Take the data below and repeat it exactly.

-- START Input rows --

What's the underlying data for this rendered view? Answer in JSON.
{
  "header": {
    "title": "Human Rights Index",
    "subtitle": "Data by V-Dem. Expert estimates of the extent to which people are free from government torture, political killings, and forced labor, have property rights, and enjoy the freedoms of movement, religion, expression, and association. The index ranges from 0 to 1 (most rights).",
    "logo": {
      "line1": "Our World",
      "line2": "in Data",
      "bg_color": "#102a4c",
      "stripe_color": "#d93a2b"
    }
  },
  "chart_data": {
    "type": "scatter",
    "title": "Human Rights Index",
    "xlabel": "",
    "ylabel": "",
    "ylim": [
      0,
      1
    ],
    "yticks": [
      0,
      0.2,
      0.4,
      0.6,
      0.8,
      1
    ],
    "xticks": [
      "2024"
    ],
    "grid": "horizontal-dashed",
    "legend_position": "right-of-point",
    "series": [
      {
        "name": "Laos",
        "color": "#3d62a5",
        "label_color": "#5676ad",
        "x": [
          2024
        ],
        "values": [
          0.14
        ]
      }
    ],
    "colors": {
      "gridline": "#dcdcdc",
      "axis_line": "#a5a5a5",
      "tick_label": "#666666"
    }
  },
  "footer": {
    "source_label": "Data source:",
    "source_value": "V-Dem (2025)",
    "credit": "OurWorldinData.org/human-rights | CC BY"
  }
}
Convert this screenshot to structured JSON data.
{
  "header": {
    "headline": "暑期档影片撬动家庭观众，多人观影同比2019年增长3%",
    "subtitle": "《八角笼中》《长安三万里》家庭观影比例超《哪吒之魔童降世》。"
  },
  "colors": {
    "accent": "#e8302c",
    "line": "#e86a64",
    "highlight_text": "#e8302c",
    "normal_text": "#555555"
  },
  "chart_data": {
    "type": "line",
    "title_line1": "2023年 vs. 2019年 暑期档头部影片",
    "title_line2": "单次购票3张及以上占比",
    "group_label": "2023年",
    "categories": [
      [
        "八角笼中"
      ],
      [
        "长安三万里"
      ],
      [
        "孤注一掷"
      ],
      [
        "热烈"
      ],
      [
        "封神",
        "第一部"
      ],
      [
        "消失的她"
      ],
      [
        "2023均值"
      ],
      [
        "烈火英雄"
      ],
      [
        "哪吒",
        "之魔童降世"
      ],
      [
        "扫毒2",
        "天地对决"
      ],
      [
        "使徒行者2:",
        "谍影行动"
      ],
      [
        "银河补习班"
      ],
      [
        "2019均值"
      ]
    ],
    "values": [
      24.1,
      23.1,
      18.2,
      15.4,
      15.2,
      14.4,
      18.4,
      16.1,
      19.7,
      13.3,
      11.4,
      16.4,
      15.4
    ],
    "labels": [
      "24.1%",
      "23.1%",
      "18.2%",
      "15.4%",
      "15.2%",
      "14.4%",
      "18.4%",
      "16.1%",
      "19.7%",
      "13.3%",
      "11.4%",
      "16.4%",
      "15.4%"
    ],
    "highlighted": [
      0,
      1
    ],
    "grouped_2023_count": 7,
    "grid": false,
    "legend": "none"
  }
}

-- END Input rows --

**Finished exercise:**
What's the underlying data for this rendered view? Answer in JSON.
{
  "header": {
    "title": "Human Rights Index",
    "subtitle": "Data by V-Dem. Expert estimates of the extent to which people are free from government torture, political killings, and forced labor, have property rights, and enjoy the freedoms of movement, religion, expression, and association. The index ranges from 0 to 1 (most rights).",
    "logo": {
      "line1": "Our World",
      "line2": "in Data",
      "bg_color": "#102a4c",
      "stripe_color": "#d93a2b"
    }
  },
  "chart_data": {
    "type": "scatter",
    "title": "Human Rights Index",
    "xlabel": "",
    "ylabel": "",
    "ylim": [
      0,
      1
    ],
    "yticks": [
      0,
      0.2,
      0.4,
      0.6,
      0.8,
      1
    ],
    "xticks": [
      "2024"
    ],
    "grid": "horizontal-dashed",
    "legend_position": "right-of-point",
    "series": [
      {
        "name": "Laos",
        "color": "#3d62a5",
        "label_color": "#5676ad",
        "x": [
          2024
        ],
        "values": [
          0.14
        ]
      }
    ],
    "colors": {
      "gridline": "#dcdcdc",
      "axis_line": "#a5a5a5",
      "tick_label": "#666666"
    }
  },
  "footer": {
    "source_label": "Data source:",
    "source_value": "V-Dem (2025)",
    "credit": "OurWorldinData.org/human-rights | CC BY"
  }
}
Convert this screenshot to structured JSON data.
{
  "header": {
    "headline": "暑期档影片撬动家庭观众，多人观影同比2019年增长3%",
    "subtitle": "《八角笼中》《长安三万里》家庭观影比例超《哪吒之魔童降世》。"
  },
  "colors": {
    "accent": "#e8302c",
    "line": "#e86a64",
    "highlight_text": "#e8302c",
    "normal_text": "#555555"
  },
  "chart_data": {
    "type": "line",
    "title_line1": "2023年 vs. 2019年 暑期档头部影片",
    "title_line2": "单次购票3张及以上占比",
    "group_label": "2023年",
    "categories": [
      [
        "八角笼中"
      ],
      [
        "长安三万里"
      ],
      [
        "孤注一掷"
      ],
      [
        "热烈"
      ],
      [
        "封神",
        "第一部"
      ],
      [
        "消失的她"
      ],
      [
        "2023均值"
      ],
      [
        "烈火英雄"
      ],
      [
        "哪吒",
        "之魔童降世"
      ],
      [
        "扫毒2",
        "天地对决"
      ],
      [
        "使徒行者2:",
        "谍影行动"
      ],
      [
        "银河补习班"
      ],
      [
        "2019均值"
      ]
    ],
    "values": [
      24.1,
      23.1,
      18.2,
      15.4,
      15.2,
      14.4,
      18.4,
      16.1,
      19.7,
      13.3,
      11.4,
      16.4,
      15.4
    ],
    "labels": [
      "24.1%",
      "23.1%",
      "18.2%",
      "15.4%",
      "15.2%",
      "14.4%",
      "18.4%",
      "16.1%",
      "19.7%",
      "13.3%",
      "11.4%",
      "16.4%",
      "15.4%"
    ],
    "highlighted": [
      0,
      1
    ],
    "grouped_2023_count": 7,
    "grid": false,
    "legend": "none"
  }
}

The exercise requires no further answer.